Stored records
>>

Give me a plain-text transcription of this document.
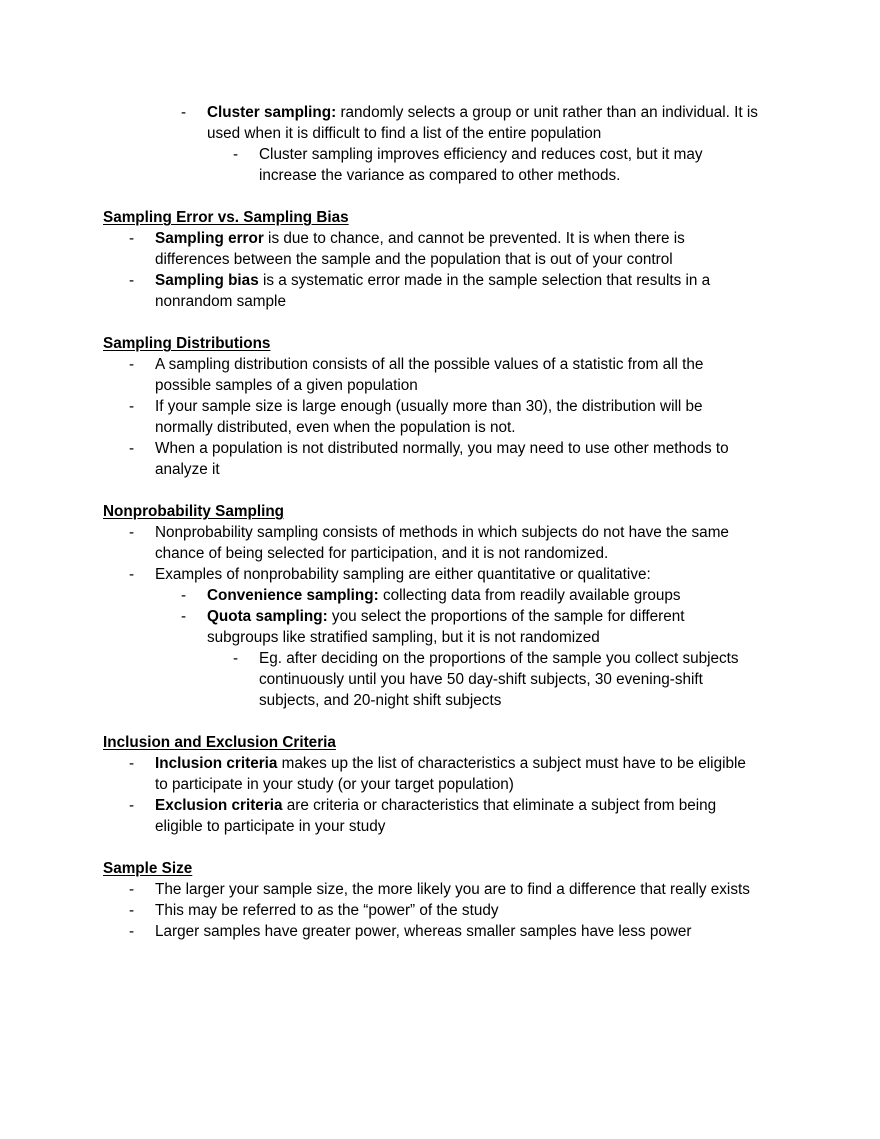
- Cluster sampling: randomly selects a group or unit rather than an individual. It is
used when it is difficult to find a list of the entire population
- Cluster sampling improves efficiency and reduces cost, but it may
increase the variance as compared to other methods.
Sampling Error vs. Sampling Bias
- Sampling error is due to chance, and cannot be prevented. It is when there is
differences between the sample and the population that is out of your control
- Sampling bias is a systematic error made in the sample selection that results in a
nonrandom sample
Sampling Distributions
- A sampling distribution consists of all the possible values of a statistic from all the
possible samples of a given population
- If your sample size is large enough (usually more than 30), the distribution will be
normally distributed, even when the population is not.
- When a population is not distributed normally, you may need to use other methods to
analyze it
Nonprobability Sampling
- Nonprobability sampling consists of methods in which subjects do not have the same
chance of being selected for participation, and it is not randomized.
- Examples of nonprobability sampling are either quantitative or qualitative:
- Convenience sampling: collecting data from readily available groups
- Quota sampling: you select the proportions of the sample for different
subgroups like stratified sampling, but it is not randomized
- Eg. after deciding on the proportions of the sample you collect subjects
continuously until you have 50 day-shift subjects, 30 evening-shift
subjects, and 20-night shift subjects
Inclusion and Exclusion Criteria
- Inclusion criteria makes up the list of characteristics a subject must have to be eligible
to participate in your study (or your target population)
- Exclusion criteria are criteria or characteristics that eliminate a subject from being
eligible to participate in your study
Sample Size
- The larger your sample size, the more likely you are to find a difference that really exists
- This may be referred to as the “power” of the study
- Larger samples have greater power, whereas smaller samples have less power
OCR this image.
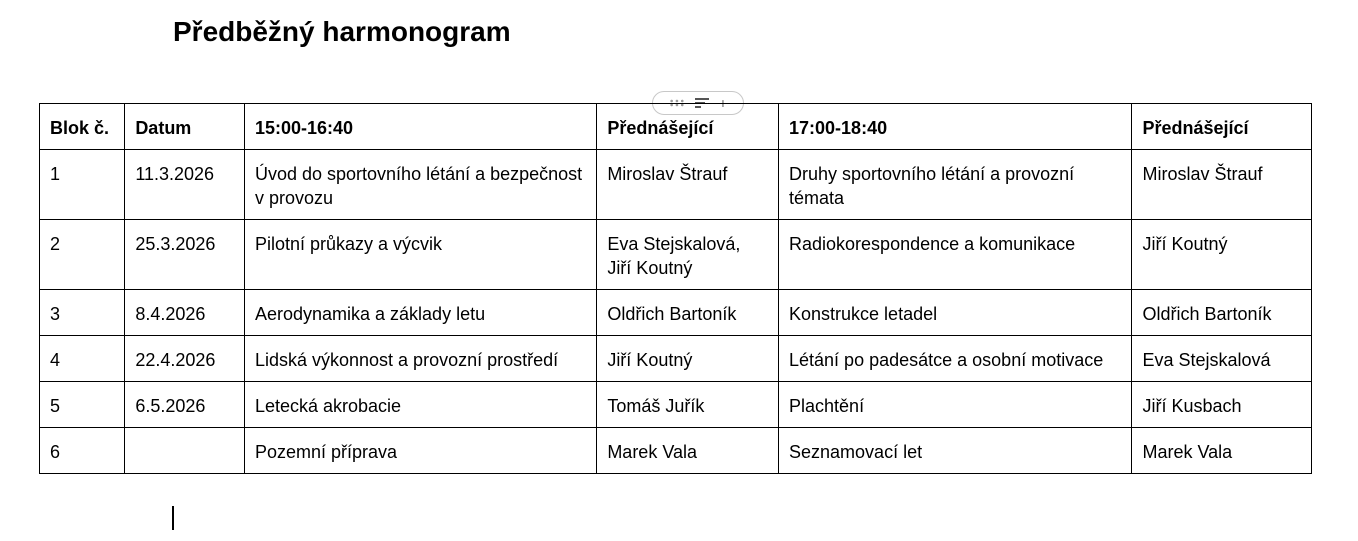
Předběžný harmonogram
+
Blok č.	Datum	15:00-16:40	Přednášející	17:00-18:40	Přednášející
1	11.3.2026	Úvod do sportovního létání a bezpečnost v provozu	Miroslav Štrauf	Druhy sportovního létání a provozní témata	Miroslav Štrauf
2	25.3.2026	Pilotní průkazy a výcvik	Eva Stejskalová, Jiří Koutný	Radiokorespondence a komunikace	Jiří Koutný
3	8.4.2026	Aerodynamika a základy letu	Oldřich Bartoník	Konstrukce letadel	Oldřich Bartoník
4	22.4.2026	Lidská výkonnost a provozní prostředí	Jiří Koutný	Létání po padesátce a osobní motivace	Eva Stejskalová
5	6.5.2026	Letecká akrobacie	Tomáš Juřík	Plachtění	Jiří Kusbach
6		Pozemní příprava	Marek Vala	Seznamovací let	Marek Vala
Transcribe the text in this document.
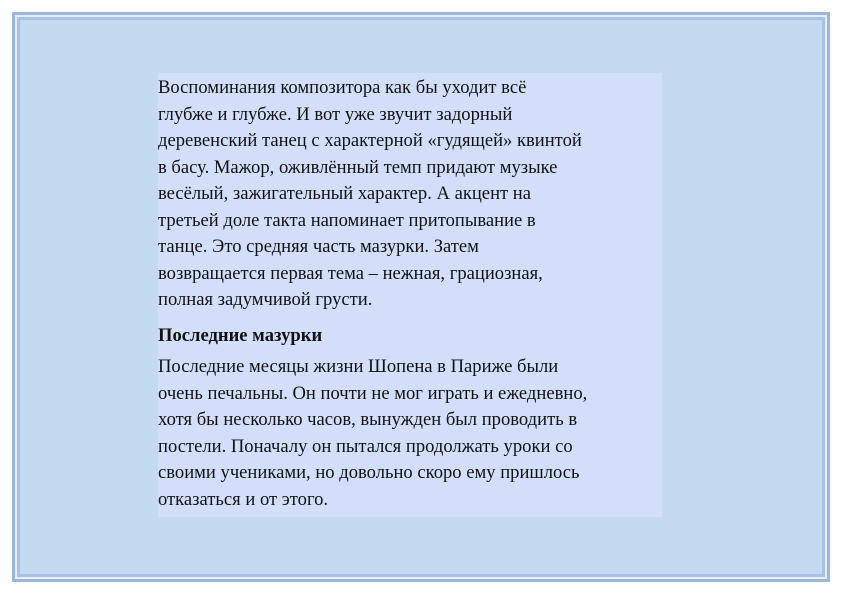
Воспоминания композитора как бы уходит всё
глубже и глубже. И вот уже звучит задорный
деревенский танец с характерной «гудящей» квинтой
в басу. Мажор, оживлённый темп придают музыке
весёлый, зажигательный характер. А акцент на
третьей доле такта напоминает притопывание в
танце. Это средняя часть мазурки. Затем
возвращается первая тема – нежная, грациозная,
полная задумчивой грусти.

Последние мазурки

Последние месяцы жизни Шопена в Париже были
очень печальны. Он почти не мог играть и ежедневно,
хотя бы несколько часов, вынужден был проводить в
постели. Поначалу он пытался продолжать уроки со
своими учениками, но довольно скоро ему пришлось
отказаться и от этого.
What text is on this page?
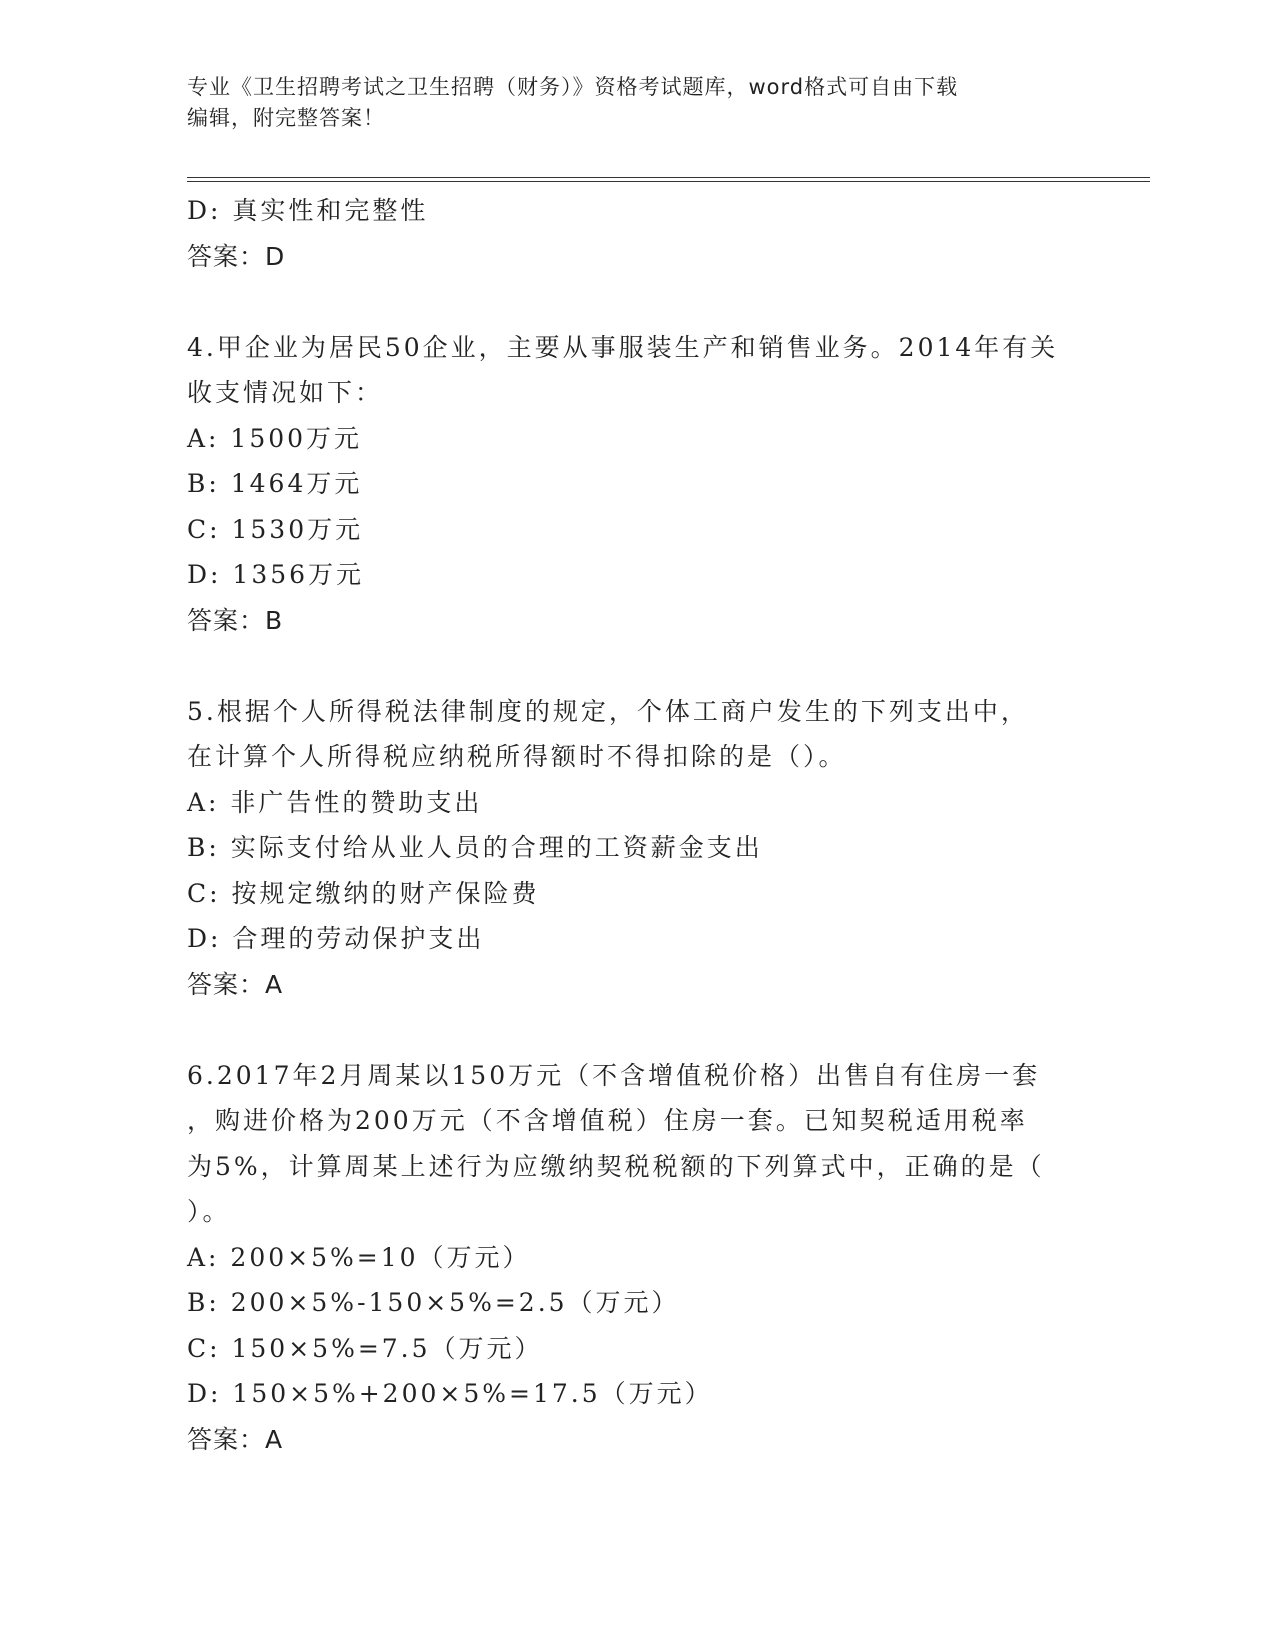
专业《卫生招聘考试之卫生招聘（财务）》资格考试题库，word格式可自由下载
编辑，附完整答案！
D: 真实性和完整性
答案：D
4.甲企业为居民50企业，主要从事服装生产和销售业务。2014年有关
收支情况如下：
A: 1500万元
B: 1464万元
C: 1530万元
D: 1356万元
答案：B
5.根据个人所得税法律制度的规定，个体工商户发生的下列支出中，
在计算个人所得税应纳税所得额时不得扣除的是（）。
A: 非广告性的赞助支出
B: 实际支付给从业人员的合理的工资薪金支出
C: 按规定缴纳的财产保险费
D: 合理的劳动保护支出
答案：A
6.2017年2月周某以150万元（不含增值税价格）出售自有住房一套
，购进价格为200万元（不含增值税）住房一套。已知契税适用税率
为5%，计算周某上述行为应缴纳契税税额的下列算式中，正确的是（
）。
A: 200×5%=10（万元）
B: 200×5%-150×5%=2.5（万元）
C: 150×5%=7.5（万元）
D: 150×5%+200×5%=17.5（万元）
答案：A
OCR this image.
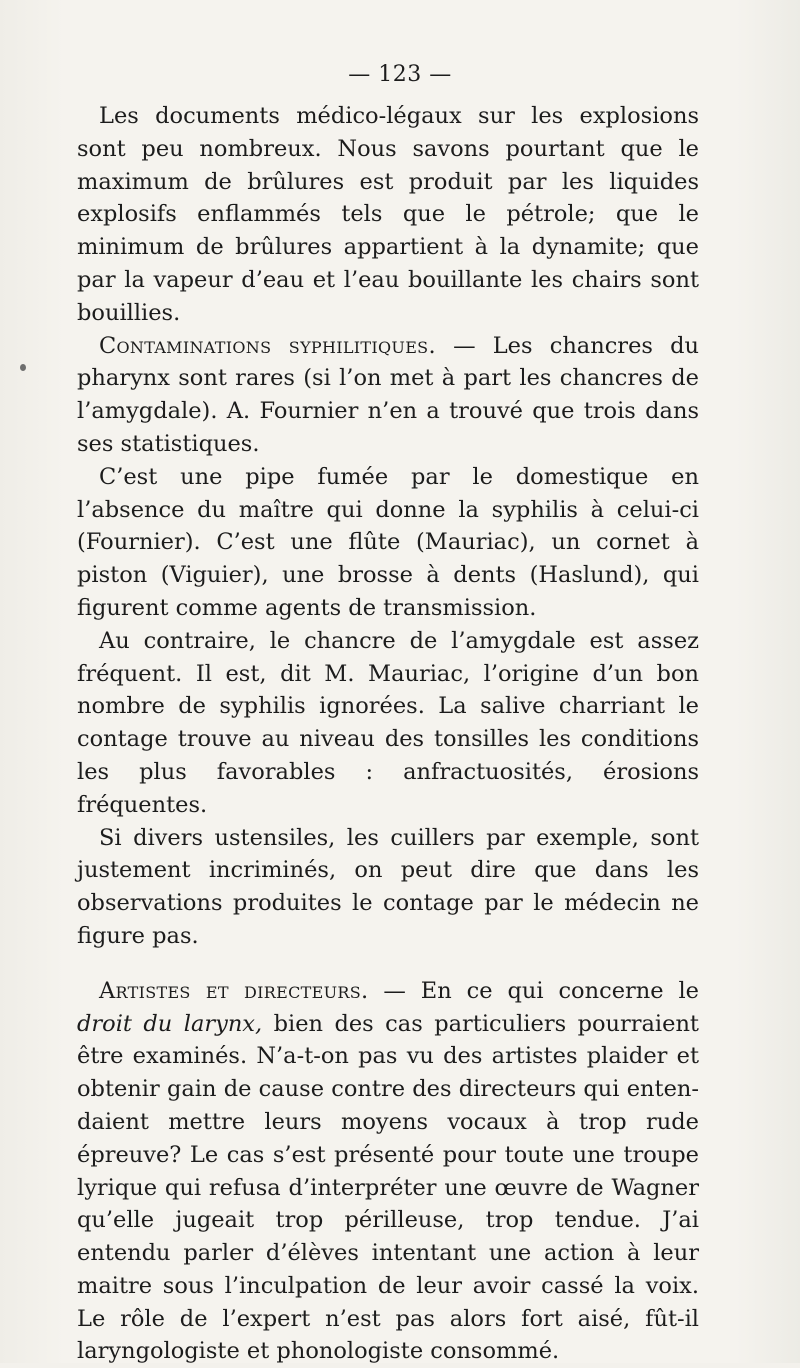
— 123 —

Les documents médico-légaux sur les explosions sont peu nombreux. Nous savons pourtant que le maximum de brûlures est produit par les liquides explosifs enflammés tels que le pétrole; que le minimum de brûlures appartient à la dynamite; que par la vapeur d’eau et l’eau bouillante les chairs sont bouillies.

Contaminations syphilitiques. — Les chancres du pharynx sont rares (si l’on met à part les chancres de l’amygdale). A. Fournier n’en a trouvé que trois dans ses statistiques.

C’est une pipe fumée par le domestique en l’absence du maître qui donne la syphilis à celui-ci (Fournier). C’est une flûte (Mauriac), un cornet à piston (Viguier), une brosse à dents (Haslund), qui figurent comme agents de transmission.

Au contraire, le chancre de l’amygdale est assez fréquent. Il est, dit M. Mauriac, l’origine d’un bon nombre de syphilis ignorées. La salive charriant le contage trouve au niveau des tonsilles les conditions les plus favorables : anfractuosités, érosions fréquentes.

Si divers ustensiles, les cuillers par exemple, sont justement incriminés, on peut dire que dans les observations produites le contage par le médecin ne figure pas.

Artistes et directeurs. — En ce qui concerne le droit du larynx, bien des cas particuliers pourraient être examinés. N’a-t-on pas vu des artistes plaider et obtenir gain de cause contre des directeurs qui entendaient mettre leurs moyens vocaux à trop rude épreuve? Le cas s’est présenté pour toute une troupe lyrique qui refusa d’interpréter une œuvre de Wagner qu’elle jugeait trop périlleuse, trop tendue. J’ai entendu parler d’élèves intentant une action à leur maitre sous l’inculpation de leur avoir cassé la voix. Le rôle de l’expert n’est pas alors fort aisé, fût-il laryngologiste et phonologiste consommé.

<<

* Instruction
Leaving all pictures aside, quote each record exactly.

* Answer
Give me a plain-text transcription of this document.
- Cluster sampling: randomly selects a group or unit rather than an individual. It is
used when it is difficult to find a list of the entire population
- Cluster sampling improves efficiency and reduces cost, but it may
increase the variance as compared to other methods.
Sampling Error vs. Sampling Bias
- Sampling error is due to chance, and cannot be prevented. It is when there is
differences between the sample and the population that is out of your control
- Sampling bias is a systematic error made in the sample selection that results in a
nonrandom sample
Sampling Distributions
- A sampling distribution consists of all the possible values of a statistic from all the
possible samples of a given population
- If your sample size is large enough (usually more than 30), the distribution will be
normally distributed, even when the population is not.
- When a population is not distributed normally, you may need to use other methods to
analyze it
Nonprobability Sampling
- Nonprobability sampling consists of methods in which subjects do not have the same
chance of being selected for participation, and it is not randomized.
- Examples of nonprobability sampling are either quantitative or qualitative:
- Convenience sampling: collecting data from readily available groups
- Quota sampling: you select the proportions of the sample for different
subgroups like stratified sampling, but it is not randomized
- Eg. after deciding on the proportions of the sample you collect subjects
continuously until you have 50 day-shift subjects, 30 evening-shift
subjects, and 20-night shift subjects
Inclusion and Exclusion Criteria
- Inclusion criteria makes up the list of characteristics a subject must have to be eligible
to participate in your study (or your target population)
- Exclusion criteria are criteria or characteristics that eliminate a subject from being
eligible to participate in your study
Sample Size
- The larger your sample size, the more likely you are to find a difference that really exists
- This may be referred to as the “power” of the study
- Larger samples have greater power, whereas smaller samples have less power
OCR this image.
Předběžný harmonogram
+
Blok č.	Datum	15:00-16:40	Přednášející	17:00-18:40	Přednášející
1	11.3.2026	Úvod do sportovního létání a bezpečnost v provozu	Miroslav Štrauf	Druhy sportovního létání a provozní témata	Miroslav Štrauf
2	25.3.2026	Pilotní průkazy a výcvik	Eva Stejskalová, Jiří Koutný	Radiokorespondence a komunikace	Jiří Koutný
3	8.4.2026	Aerodynamika a základy letu	Oldřich Bartoník	Konstrukce letadel	Oldřich Bartoník
4	22.4.2026	Lidská výkonnost a provozní prostředí	Jiří Koutný	Létání po padesátce a osobní motivace	Eva Stejskalová
5	6.5.2026	Letecká akrobacie	Tomáš Juřík	Plachtění	Jiří Kusbach
6		Pozemní příprava	Marek Vala	Seznamovací let	Marek Vala
Transcribe the text in this document.
Воспоминания композитора как бы уходит всё
глубже и глубже. И вот уже звучит задорный
деревенский танец с характерной «гудящей» квинтой
в басу. Мажор, оживлённый темп придают музыке
весёлый, зажигательный характер. А акцент на
третьей доле такта напоминает притопывание в
танце. Это средняя часть мазурки. Затем
возвращается первая тема – нежная, грациозная,
полная задумчивой грусти.

Последние мазурки

Последние месяцы жизни Шопена в Париже были
очень печальны. Он почти не мог играть и ежедневно,
хотя бы несколько часов, вынужден был проводить в
постели. Поначалу он пытался продолжать уроки со
своими учениками, но довольно скоро ему пришлось
отказаться и от этого.
What text is on this page?
专业《卫生招聘考试之卫生招聘（财务）》资格考试题库，word格式可自由下载
编辑，附完整答案！
D: 真实性和完整性
答案：D
4.甲企业为居民50企业，主要从事服装生产和销售业务。2014年有关
收支情况如下：
A: 1500万元
B: 1464万元
C: 1530万元
D: 1356万元
答案：B
5.根据个人所得税法律制度的规定，个体工商户发生的下列支出中，
在计算个人所得税应纳税所得额时不得扣除的是（）。
A: 非广告性的赞助支出
B: 实际支付给从业人员的合理的工资薪金支出
C: 按规定缴纳的财产保险费
D: 合理的劳动保护支出
答案：A
6.2017年2月周某以150万元（不含增值税价格）出售自有住房一套
，购进价格为200万元（不含增值税）住房一套。已知契税适用税率
为5%，计算周某上述行为应缴纳契税税额的下列算式中，正确的是（
）。
A: 200×5%=10（万元）
B: 200×5%-150×5%=2.5（万元）
C: 150×5%=7.5（万元）
D: 150×5%+200×5%=17.5（万元）
答案：A
OCR this image.
— 123 —

Les documents médico-légaux sur les explosions sont peu nombreux. Nous savons pourtant que le maximum de brûlures est produit par les liquides explosifs enflammés tels que le pétrole; que le minimum de brûlures appartient à la dynamite; que par la vapeur d’eau et l’eau bouillante les chairs sont bouillies.

Contaminations syphilitiques. — Les chancres du pharynx sont rares (si l’on met à part les chancres de l’amygdale). A. Fournier n’en a trouvé que trois dans ses statistiques.

C’est une pipe fumée par le domestique en l’absence du maître qui donne la syphilis à celui-ci (Fournier). C’est une flûte (Mauriac), un cornet à piston (Viguier), une brosse à dents (Haslund), qui figurent comme agents de transmission.

Au contraire, le chancre de l’amygdale est assez fréquent. Il est, dit M. Mauriac, l’origine d’un bon nombre de syphilis ignorées. La salive charriant le contage trouve au niveau des tonsilles les conditions les plus favorables : anfractuosités, érosions fréquentes.

Si divers ustensiles, les cuillers par exemple, sont justement incriminés, on peut dire que dans les observations produites le contage par le médecin ne figure pas.

Artistes et directeurs. — En ce qui concerne le droit du larynx, bien des cas particuliers pourraient être examinés. N’a-t-on pas vu des artistes plaider et obtenir gain de cause contre des directeurs qui entendaient mettre leurs moyens vocaux à trop rude épreuve? Le cas s’est présenté pour toute une troupe lyrique qui refusa d’interpréter une œuvre de Wagner qu’elle jugeait trop périlleuse, trop tendue. J’ai entendu parler d’élèves intentant une action à leur maitre sous l’inculpation de leur avoir cassé la voix. Le rôle de l’expert n’est pas alors fort aisé, fût-il laryngologiste et phonologiste consommé.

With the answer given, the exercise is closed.